** START **

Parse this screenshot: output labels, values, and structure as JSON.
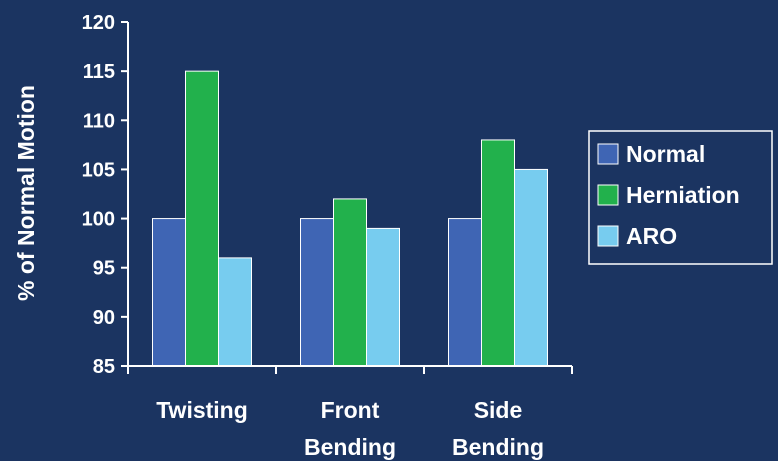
{
  "chart_data": {
    "type": "bar",
    "title": "",
    "xlabel": "",
    "ylabel": "% of Normal Motion",
    "categories": [
      [
        "Twisting"
      ],
      [
        "Front",
        "Bending"
      ],
      [
        "Side",
        "Bending"
      ]
    ],
    "series": [
      {
        "name": "Normal",
        "color": "#3F65B4",
        "values": [
          100,
          100,
          100
        ]
      },
      {
        "name": "Herniation",
        "color": "#22B14C",
        "values": [
          115,
          102,
          108
        ]
      },
      {
        "name": "ARO",
        "color": "#77CCEF",
        "values": [
          96,
          99,
          105
        ]
      }
    ],
    "ylim": [
      85,
      120
    ],
    "yticks": [
      85,
      90,
      95,
      100,
      105,
      110,
      115,
      120
    ],
    "grid": false,
    "legend": "right",
    "colors": {
      "background": "#1B3461",
      "axis": "#ffffff",
      "bar_border": "#ffffff"
    }
  }
}
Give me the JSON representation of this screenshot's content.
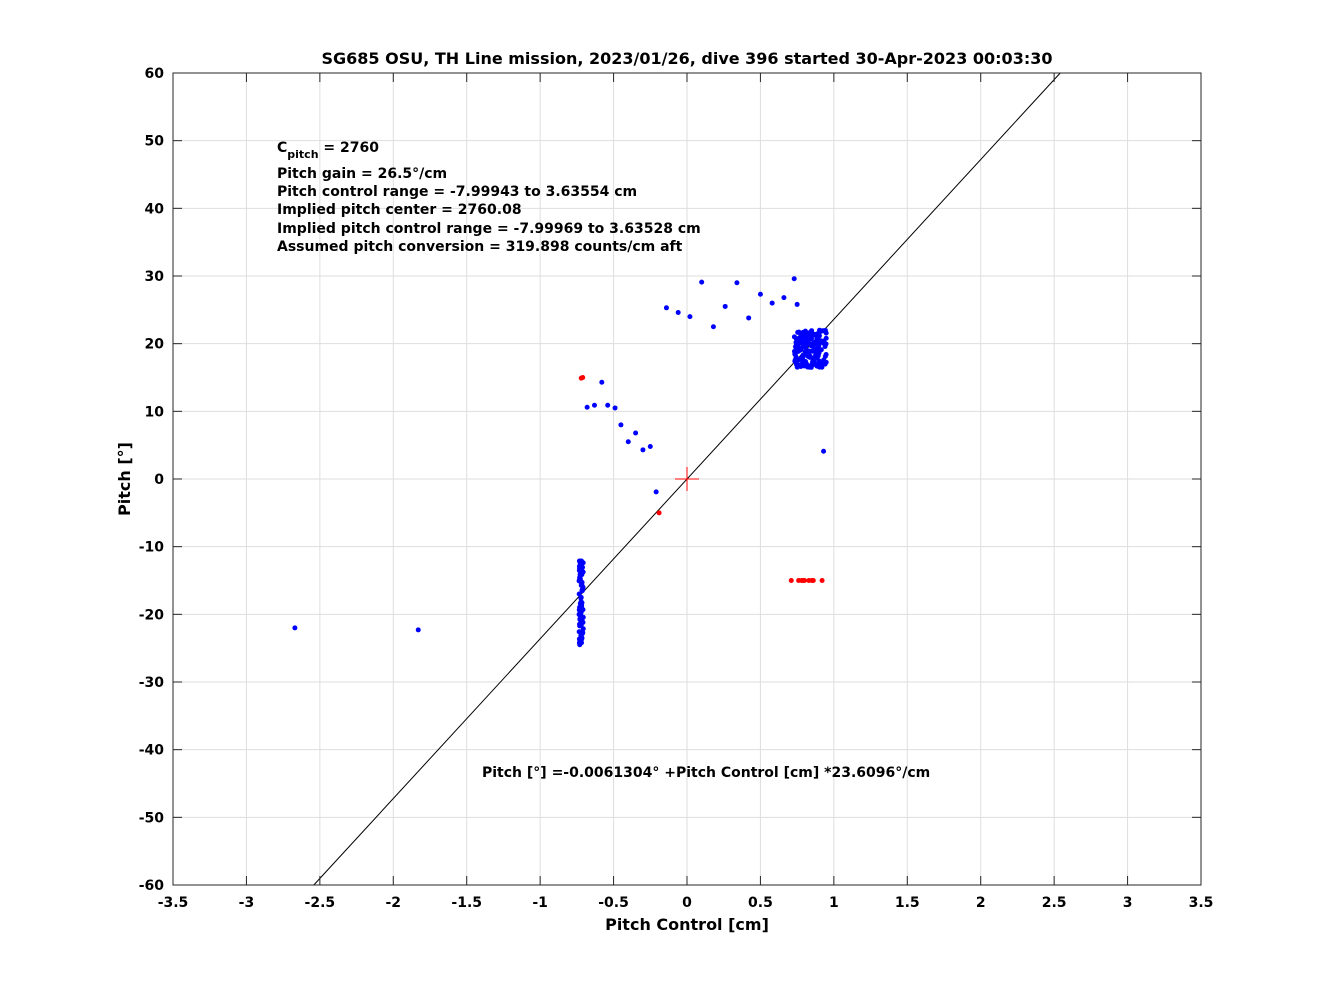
{
  "chart_data": {
    "type": "scatter",
    "title": "SG685 OSU, TH Line mission, 2023/01/26, dive 396 started 30-Apr-2023 00:03:30",
    "xlabel": "Pitch Control [cm]",
    "ylabel": "Pitch [°]",
    "xlim": [
      -3.5,
      3.5
    ],
    "ylim": [
      -60,
      60
    ],
    "xticks": [
      -3.5,
      -3,
      -2.5,
      -2,
      -1.5,
      -1,
      -0.5,
      0,
      0.5,
      1,
      1.5,
      2,
      2.5,
      3,
      3.5
    ],
    "xtick_labels": [
      "-3.5",
      "-3",
      "-2.5",
      "-2",
      "-1.5",
      "-1",
      "-0.5",
      "0",
      "0.5",
      "1",
      "1.5",
      "2",
      "2.5",
      "3",
      "3.5"
    ],
    "yticks": [
      -60,
      -50,
      -40,
      -30,
      -20,
      -10,
      0,
      10,
      20,
      30,
      40,
      50,
      60
    ],
    "ytick_labels": [
      "-60",
      "-50",
      "-40",
      "-30",
      "-20",
      "-10",
      "0",
      "10",
      "20",
      "30",
      "40",
      "50",
      "60"
    ],
    "grid": true,
    "annotations": {
      "c_pitch_main": "C",
      "c_pitch_sub": "pitch",
      "c_pitch_value": " = 2760",
      "pitch_gain": "Pitch gain = 26.5°/cm",
      "control_range": "Pitch control range = -7.99943 to 3.63554 cm",
      "implied_center": "Implied pitch center = 2760.08",
      "implied_range": "Implied pitch control range = -7.99969 to 3.63528 cm",
      "conversion": "Assumed pitch conversion = 319.898 counts/cm aft",
      "fit_equation": "Pitch [°] =-0.0061304° +Pitch Control [cm] *23.6096°/cm"
    },
    "fit_line": {
      "intercept": -0.0061304,
      "slope": 23.6096,
      "color": "#000000"
    },
    "center_marker": {
      "x": 0,
      "y": 0,
      "color": "#ff0000"
    },
    "series": [
      {
        "color": "#0000ff",
        "points": [
          [
            -2.67,
            -22.0
          ],
          [
            -1.83,
            -22.3
          ],
          [
            -0.68,
            10.6
          ],
          [
            -0.63,
            10.9
          ],
          [
            -0.58,
            14.3
          ],
          [
            -0.54,
            10.9
          ],
          [
            -0.49,
            10.5
          ],
          [
            -0.45,
            8.0
          ],
          [
            -0.4,
            5.5
          ],
          [
            -0.35,
            6.8
          ],
          [
            -0.3,
            4.3
          ],
          [
            -0.25,
            4.8
          ],
          [
            -0.21,
            -1.9
          ],
          [
            -0.14,
            25.3
          ],
          [
            -0.06,
            24.6
          ],
          [
            0.02,
            24.0
          ],
          [
            0.1,
            29.1
          ],
          [
            0.18,
            22.5
          ],
          [
            0.26,
            25.5
          ],
          [
            0.34,
            29.0
          ],
          [
            0.42,
            23.8
          ],
          [
            0.5,
            27.3
          ],
          [
            0.58,
            26.0
          ],
          [
            0.66,
            26.8
          ],
          [
            0.73,
            29.6
          ],
          [
            0.75,
            25.8
          ],
          [
            0.93,
            4.1
          ]
        ],
        "clusters": [
          {
            "x": -0.72,
            "x_spread": 0.015,
            "y_from": -24.5,
            "y_to": -12.0,
            "count": 90
          },
          {
            "x": 0.84,
            "x_spread": 0.11,
            "y_from": 16.5,
            "y_to": 22.0,
            "count": 160
          }
        ]
      },
      {
        "color": "#ff0000",
        "points": [
          [
            -0.71,
            15.0
          ],
          [
            -0.72,
            14.9
          ],
          [
            -0.19,
            -5.0
          ],
          [
            0.71,
            -15.0
          ],
          [
            0.76,
            -15.0
          ],
          [
            0.78,
            -15.0
          ],
          [
            0.79,
            -15.0
          ],
          [
            0.8,
            -15.0
          ],
          [
            0.83,
            -15.0
          ],
          [
            0.85,
            -15.0
          ],
          [
            0.86,
            -15.0
          ],
          [
            0.92,
            -15.0
          ]
        ]
      }
    ]
  }
}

** END **

**Job:** Copy out each line of the records where the string "JSON" appears.

**The response:**
Parse this screenshot: output labels, values, and structure as JSON.
Give me the JSON representation of this screenshot's content.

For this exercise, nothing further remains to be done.